Exercise description
Pull out every line below that contains the word "title".

Source data
◆ ◆ ◆ ◆ ◆

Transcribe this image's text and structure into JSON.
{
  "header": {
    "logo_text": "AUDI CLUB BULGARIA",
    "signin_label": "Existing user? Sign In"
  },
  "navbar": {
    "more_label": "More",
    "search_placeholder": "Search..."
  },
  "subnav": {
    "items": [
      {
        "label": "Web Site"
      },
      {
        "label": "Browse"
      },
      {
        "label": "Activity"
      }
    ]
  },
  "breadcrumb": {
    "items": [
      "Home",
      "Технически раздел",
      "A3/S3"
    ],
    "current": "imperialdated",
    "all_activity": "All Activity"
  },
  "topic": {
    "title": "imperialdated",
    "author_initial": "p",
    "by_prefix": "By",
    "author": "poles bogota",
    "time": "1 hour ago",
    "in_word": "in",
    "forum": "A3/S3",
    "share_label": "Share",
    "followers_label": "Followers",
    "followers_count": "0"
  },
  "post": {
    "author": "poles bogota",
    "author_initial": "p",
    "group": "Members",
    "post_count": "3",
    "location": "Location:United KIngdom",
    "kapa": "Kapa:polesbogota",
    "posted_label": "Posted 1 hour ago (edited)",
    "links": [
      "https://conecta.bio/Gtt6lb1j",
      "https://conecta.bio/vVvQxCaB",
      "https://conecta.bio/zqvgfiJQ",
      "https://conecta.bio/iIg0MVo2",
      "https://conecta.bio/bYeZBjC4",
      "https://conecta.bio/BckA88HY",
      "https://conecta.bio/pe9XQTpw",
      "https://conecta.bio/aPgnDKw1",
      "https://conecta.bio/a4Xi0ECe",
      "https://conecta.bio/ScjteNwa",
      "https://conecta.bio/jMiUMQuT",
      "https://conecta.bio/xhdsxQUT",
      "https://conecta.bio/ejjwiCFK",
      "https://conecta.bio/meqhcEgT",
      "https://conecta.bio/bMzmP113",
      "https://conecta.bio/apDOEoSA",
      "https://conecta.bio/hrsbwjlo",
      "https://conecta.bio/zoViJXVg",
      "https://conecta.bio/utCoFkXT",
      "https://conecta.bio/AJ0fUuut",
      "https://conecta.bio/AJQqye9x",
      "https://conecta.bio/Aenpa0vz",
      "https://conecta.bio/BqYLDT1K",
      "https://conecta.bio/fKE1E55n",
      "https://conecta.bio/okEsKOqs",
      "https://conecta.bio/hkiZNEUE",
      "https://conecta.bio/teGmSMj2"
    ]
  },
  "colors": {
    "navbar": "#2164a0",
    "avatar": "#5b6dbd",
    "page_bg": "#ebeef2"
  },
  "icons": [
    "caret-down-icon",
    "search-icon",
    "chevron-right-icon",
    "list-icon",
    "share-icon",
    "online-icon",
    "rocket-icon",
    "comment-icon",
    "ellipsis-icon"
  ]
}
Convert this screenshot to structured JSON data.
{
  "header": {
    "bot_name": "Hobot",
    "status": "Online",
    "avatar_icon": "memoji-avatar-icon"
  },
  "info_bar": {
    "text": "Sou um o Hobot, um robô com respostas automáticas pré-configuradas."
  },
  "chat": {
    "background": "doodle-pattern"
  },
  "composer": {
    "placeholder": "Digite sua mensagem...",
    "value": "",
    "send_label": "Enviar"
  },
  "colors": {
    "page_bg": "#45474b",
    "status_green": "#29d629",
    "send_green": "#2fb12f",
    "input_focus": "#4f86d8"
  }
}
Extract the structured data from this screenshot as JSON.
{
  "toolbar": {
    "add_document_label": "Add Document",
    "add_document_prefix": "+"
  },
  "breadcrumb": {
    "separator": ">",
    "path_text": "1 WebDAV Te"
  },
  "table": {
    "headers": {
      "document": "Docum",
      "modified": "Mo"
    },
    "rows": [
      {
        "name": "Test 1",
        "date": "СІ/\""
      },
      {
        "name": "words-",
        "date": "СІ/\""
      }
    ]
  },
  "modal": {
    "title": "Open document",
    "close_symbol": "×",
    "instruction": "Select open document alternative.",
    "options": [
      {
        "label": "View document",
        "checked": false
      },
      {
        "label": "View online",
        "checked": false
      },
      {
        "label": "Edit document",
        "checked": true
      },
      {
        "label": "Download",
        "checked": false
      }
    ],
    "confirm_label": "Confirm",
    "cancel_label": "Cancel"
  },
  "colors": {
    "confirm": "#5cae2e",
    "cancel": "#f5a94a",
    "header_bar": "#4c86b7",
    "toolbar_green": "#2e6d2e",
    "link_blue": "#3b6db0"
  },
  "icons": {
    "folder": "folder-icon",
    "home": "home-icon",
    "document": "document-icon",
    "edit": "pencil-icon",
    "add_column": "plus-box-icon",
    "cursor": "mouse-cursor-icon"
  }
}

◆ ◆ ◆ ◆ ◆

Response to this exercise
    "title": "imperialdated",
    "title": "Open document",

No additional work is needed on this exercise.